Request. Within the data that follows, how many lines carry the string "Carbon"? Give the number alone.

[Excerpt from a dataset]
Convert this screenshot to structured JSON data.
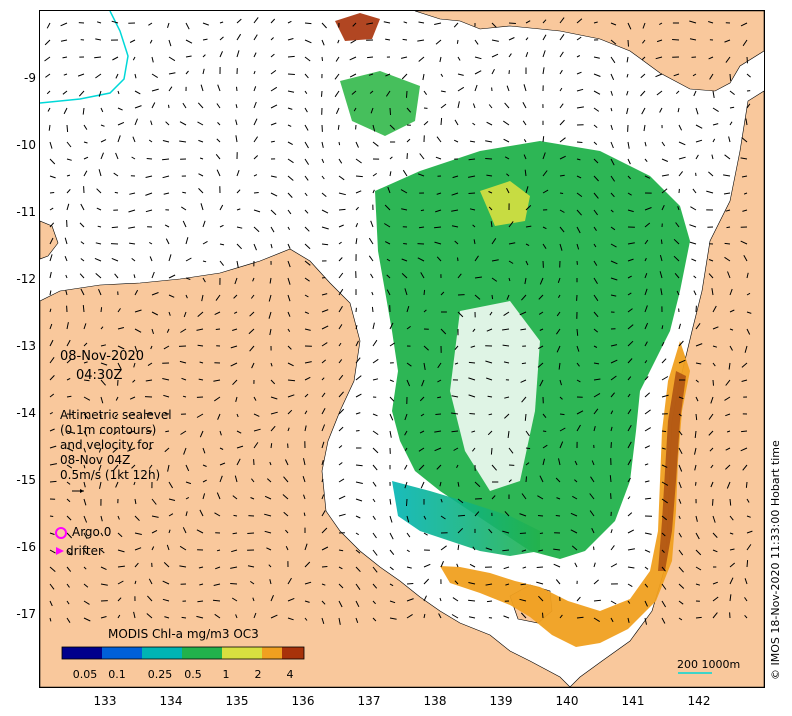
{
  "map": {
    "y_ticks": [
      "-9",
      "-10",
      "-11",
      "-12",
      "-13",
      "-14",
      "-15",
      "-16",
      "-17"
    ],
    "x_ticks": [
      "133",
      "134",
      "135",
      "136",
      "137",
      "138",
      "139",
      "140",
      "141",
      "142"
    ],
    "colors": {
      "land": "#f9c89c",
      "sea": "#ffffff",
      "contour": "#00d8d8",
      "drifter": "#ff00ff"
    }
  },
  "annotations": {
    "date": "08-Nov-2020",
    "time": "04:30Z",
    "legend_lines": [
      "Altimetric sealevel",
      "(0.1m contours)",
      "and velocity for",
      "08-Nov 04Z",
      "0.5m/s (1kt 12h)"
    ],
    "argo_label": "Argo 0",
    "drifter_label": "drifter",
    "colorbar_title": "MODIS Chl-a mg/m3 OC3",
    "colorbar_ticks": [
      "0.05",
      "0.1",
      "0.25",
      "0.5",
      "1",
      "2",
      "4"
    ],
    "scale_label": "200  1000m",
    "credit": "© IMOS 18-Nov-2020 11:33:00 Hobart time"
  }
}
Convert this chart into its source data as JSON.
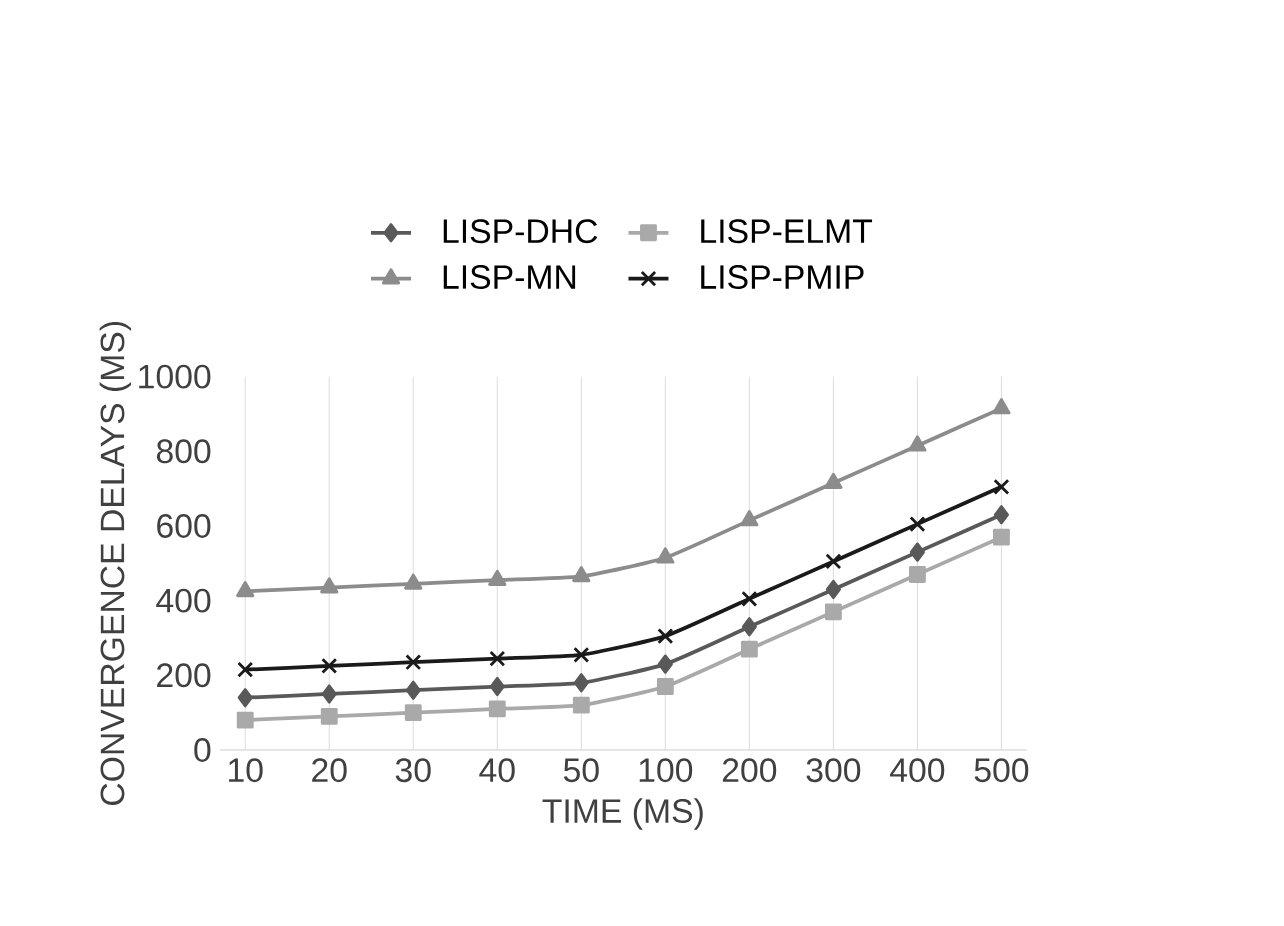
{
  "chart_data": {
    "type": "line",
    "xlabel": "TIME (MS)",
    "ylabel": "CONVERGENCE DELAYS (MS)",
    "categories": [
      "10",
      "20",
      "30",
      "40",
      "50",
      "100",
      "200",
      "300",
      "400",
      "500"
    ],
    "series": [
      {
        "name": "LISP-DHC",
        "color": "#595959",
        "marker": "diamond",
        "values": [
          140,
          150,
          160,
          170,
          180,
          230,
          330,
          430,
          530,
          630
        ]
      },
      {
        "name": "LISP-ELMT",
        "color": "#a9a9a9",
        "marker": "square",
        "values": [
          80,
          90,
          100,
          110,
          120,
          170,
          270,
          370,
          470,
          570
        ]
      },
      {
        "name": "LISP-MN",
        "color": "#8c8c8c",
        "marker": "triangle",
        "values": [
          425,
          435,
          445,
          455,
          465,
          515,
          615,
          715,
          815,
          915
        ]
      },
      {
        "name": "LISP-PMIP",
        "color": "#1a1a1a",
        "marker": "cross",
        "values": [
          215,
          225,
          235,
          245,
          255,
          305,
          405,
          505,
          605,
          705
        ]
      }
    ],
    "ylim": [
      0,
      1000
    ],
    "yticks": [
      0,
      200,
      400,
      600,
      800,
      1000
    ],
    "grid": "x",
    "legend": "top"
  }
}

---

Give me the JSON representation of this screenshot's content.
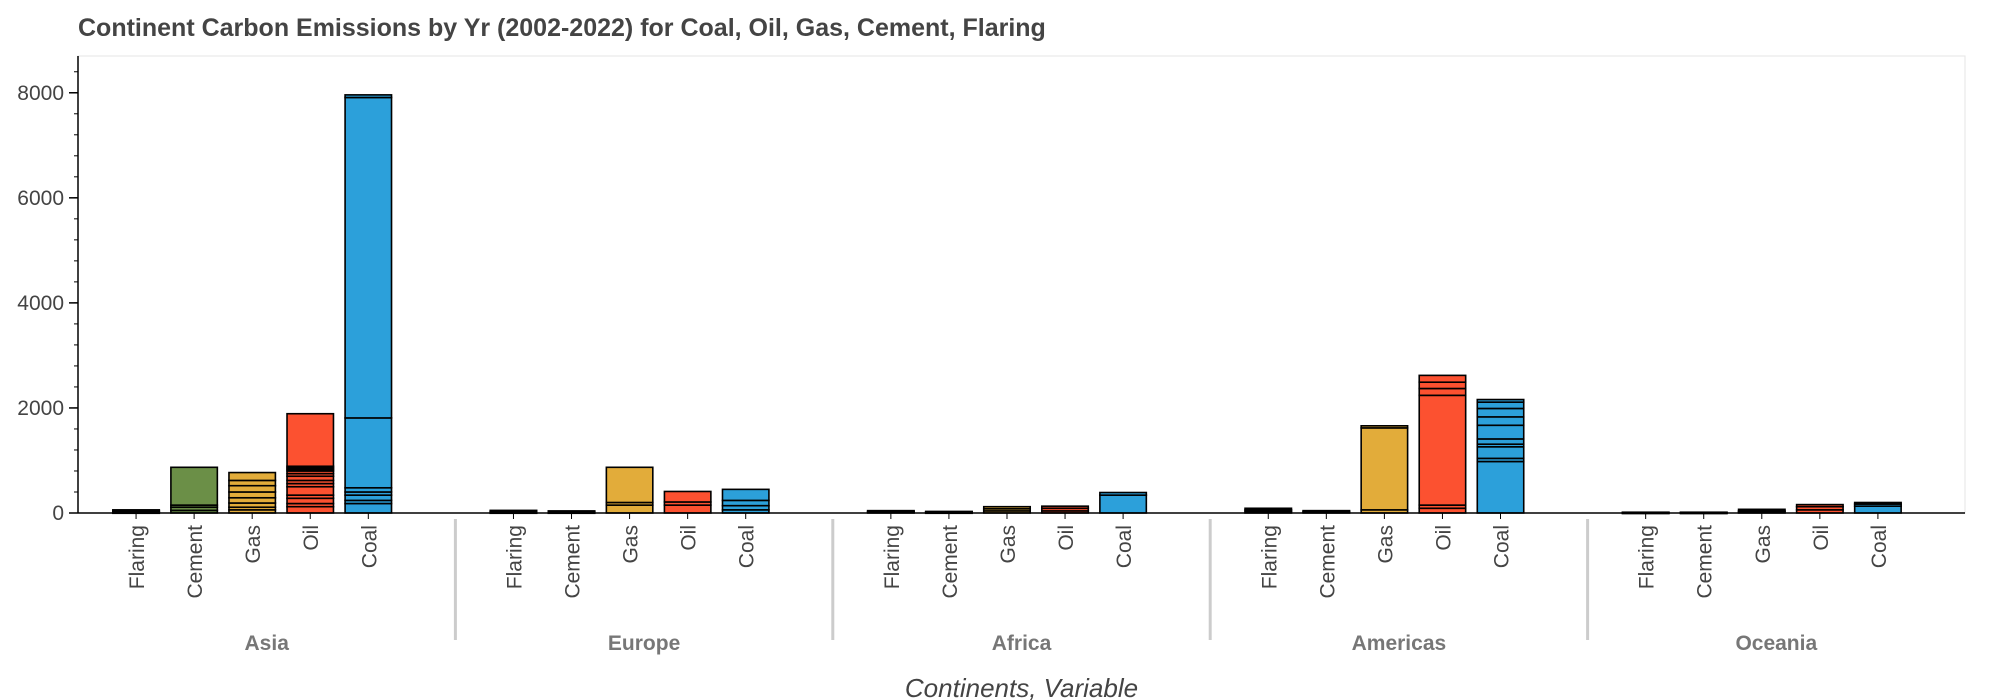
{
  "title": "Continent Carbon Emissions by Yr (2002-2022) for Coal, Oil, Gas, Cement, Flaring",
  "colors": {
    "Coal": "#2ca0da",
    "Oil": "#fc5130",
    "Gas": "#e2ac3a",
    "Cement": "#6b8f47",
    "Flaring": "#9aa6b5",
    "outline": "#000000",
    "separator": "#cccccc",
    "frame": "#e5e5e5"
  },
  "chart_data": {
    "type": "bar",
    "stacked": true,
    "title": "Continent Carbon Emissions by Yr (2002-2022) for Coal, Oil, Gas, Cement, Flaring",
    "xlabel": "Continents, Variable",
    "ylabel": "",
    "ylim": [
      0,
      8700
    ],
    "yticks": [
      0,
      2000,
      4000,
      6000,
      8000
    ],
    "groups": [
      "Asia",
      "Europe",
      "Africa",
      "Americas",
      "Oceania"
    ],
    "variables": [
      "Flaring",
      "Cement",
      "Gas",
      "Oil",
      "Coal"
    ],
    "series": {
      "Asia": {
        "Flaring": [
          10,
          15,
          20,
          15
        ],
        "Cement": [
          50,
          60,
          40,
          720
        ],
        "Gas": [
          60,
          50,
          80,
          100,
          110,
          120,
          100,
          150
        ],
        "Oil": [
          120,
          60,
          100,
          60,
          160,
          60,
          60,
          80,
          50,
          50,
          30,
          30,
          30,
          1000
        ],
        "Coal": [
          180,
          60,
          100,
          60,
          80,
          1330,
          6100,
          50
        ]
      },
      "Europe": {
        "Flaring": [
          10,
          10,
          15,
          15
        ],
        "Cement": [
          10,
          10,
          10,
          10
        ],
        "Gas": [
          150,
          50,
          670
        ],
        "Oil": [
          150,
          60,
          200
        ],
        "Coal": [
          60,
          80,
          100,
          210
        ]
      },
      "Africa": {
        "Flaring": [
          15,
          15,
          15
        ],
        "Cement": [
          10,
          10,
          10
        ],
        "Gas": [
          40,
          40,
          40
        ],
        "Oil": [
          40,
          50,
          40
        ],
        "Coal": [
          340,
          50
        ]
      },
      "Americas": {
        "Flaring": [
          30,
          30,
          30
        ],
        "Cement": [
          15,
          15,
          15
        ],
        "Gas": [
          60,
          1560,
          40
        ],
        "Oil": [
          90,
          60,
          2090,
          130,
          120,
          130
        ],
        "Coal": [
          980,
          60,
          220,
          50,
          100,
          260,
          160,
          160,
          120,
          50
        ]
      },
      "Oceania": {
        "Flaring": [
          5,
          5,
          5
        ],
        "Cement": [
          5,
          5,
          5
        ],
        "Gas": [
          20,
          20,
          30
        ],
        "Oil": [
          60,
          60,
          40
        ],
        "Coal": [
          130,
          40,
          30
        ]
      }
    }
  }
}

---

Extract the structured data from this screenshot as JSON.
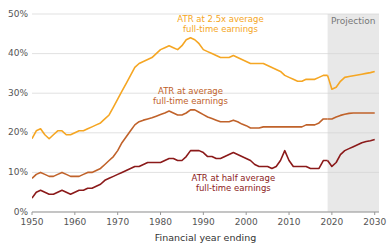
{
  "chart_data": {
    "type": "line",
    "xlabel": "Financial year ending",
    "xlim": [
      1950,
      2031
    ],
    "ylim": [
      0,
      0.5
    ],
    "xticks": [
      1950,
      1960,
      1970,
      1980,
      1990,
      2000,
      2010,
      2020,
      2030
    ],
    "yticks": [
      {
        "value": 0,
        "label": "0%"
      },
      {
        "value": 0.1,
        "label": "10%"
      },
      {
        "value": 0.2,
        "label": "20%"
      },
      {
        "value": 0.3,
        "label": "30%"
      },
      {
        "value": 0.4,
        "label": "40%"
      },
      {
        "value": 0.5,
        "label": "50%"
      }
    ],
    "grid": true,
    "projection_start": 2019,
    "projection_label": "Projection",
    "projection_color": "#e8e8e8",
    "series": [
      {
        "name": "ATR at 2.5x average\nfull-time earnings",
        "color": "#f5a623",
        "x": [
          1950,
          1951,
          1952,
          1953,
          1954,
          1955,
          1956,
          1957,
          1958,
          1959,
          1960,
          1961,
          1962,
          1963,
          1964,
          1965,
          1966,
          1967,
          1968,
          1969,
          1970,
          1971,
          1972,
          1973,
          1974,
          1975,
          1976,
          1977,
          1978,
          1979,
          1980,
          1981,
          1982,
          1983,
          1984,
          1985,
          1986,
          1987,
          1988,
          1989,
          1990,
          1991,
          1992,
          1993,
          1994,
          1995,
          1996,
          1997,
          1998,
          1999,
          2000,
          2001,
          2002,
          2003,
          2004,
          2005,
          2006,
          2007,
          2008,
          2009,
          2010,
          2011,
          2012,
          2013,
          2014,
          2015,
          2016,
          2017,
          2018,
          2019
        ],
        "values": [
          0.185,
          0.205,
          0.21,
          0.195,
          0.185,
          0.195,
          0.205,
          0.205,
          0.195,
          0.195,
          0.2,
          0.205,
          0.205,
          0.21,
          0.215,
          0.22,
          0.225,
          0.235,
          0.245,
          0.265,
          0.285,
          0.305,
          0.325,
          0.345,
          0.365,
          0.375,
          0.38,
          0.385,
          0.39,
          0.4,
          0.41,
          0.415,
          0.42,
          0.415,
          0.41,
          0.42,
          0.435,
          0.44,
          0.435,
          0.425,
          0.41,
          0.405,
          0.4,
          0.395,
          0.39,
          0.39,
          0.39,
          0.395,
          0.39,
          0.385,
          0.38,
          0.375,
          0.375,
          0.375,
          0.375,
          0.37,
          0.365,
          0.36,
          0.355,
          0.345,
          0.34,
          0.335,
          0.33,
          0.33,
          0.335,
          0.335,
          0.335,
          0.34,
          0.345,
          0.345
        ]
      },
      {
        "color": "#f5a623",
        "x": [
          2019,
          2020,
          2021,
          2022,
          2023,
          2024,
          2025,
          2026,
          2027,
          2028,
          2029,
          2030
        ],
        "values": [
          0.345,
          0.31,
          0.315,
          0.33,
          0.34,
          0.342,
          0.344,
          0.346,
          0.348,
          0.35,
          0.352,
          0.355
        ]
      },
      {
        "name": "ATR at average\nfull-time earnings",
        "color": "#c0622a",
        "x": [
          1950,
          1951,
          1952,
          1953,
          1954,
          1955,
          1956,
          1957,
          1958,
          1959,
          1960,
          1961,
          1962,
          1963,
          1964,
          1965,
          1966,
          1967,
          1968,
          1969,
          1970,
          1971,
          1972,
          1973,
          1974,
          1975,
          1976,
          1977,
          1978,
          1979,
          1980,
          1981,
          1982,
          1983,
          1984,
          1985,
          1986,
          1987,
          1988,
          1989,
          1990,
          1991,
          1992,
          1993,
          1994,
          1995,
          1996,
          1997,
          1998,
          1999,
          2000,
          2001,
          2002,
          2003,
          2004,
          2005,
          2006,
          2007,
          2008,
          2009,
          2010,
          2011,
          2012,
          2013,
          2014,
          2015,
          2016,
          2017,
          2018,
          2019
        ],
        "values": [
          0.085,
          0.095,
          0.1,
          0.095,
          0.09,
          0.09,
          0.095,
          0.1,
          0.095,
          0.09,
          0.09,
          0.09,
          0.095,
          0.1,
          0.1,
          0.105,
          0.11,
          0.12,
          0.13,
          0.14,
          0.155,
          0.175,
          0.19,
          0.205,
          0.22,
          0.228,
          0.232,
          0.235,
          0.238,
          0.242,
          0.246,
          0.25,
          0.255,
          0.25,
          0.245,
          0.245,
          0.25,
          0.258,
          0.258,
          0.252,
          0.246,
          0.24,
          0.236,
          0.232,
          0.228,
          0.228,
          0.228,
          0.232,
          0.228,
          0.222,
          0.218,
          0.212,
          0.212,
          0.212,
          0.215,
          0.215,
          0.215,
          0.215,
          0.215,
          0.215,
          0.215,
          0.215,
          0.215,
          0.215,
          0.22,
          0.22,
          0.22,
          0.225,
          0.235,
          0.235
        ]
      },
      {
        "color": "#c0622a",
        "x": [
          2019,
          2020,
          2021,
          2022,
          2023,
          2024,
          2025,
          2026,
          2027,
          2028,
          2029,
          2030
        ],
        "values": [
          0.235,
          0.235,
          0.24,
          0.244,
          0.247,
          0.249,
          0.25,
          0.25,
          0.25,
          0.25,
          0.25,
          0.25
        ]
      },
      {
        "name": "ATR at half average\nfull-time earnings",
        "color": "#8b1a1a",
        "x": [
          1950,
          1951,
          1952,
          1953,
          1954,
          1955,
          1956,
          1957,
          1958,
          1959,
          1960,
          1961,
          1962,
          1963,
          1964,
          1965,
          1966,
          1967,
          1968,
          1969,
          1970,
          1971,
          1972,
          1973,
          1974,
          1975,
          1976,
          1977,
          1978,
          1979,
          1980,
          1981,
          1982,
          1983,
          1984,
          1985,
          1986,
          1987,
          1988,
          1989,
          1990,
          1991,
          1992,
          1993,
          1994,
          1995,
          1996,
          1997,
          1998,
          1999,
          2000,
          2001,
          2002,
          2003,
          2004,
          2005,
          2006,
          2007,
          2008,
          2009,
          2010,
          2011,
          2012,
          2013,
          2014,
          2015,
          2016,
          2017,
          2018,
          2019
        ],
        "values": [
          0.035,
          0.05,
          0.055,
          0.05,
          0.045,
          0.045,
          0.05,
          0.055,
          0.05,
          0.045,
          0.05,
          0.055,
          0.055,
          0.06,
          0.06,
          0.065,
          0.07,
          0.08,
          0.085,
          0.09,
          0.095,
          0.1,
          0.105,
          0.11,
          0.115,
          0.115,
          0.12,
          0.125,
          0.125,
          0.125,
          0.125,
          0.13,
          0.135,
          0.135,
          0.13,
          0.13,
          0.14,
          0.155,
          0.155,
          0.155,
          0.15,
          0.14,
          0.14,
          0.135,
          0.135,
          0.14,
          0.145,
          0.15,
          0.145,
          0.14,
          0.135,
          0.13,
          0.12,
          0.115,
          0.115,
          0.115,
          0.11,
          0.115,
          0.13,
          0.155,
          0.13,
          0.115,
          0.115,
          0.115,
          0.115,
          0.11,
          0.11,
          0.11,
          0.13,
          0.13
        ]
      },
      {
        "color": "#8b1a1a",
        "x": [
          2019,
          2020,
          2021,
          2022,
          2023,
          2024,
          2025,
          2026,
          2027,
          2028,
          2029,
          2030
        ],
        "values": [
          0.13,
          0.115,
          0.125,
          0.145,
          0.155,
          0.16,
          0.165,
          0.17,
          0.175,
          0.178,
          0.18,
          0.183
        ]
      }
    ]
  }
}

Answer to the task. 2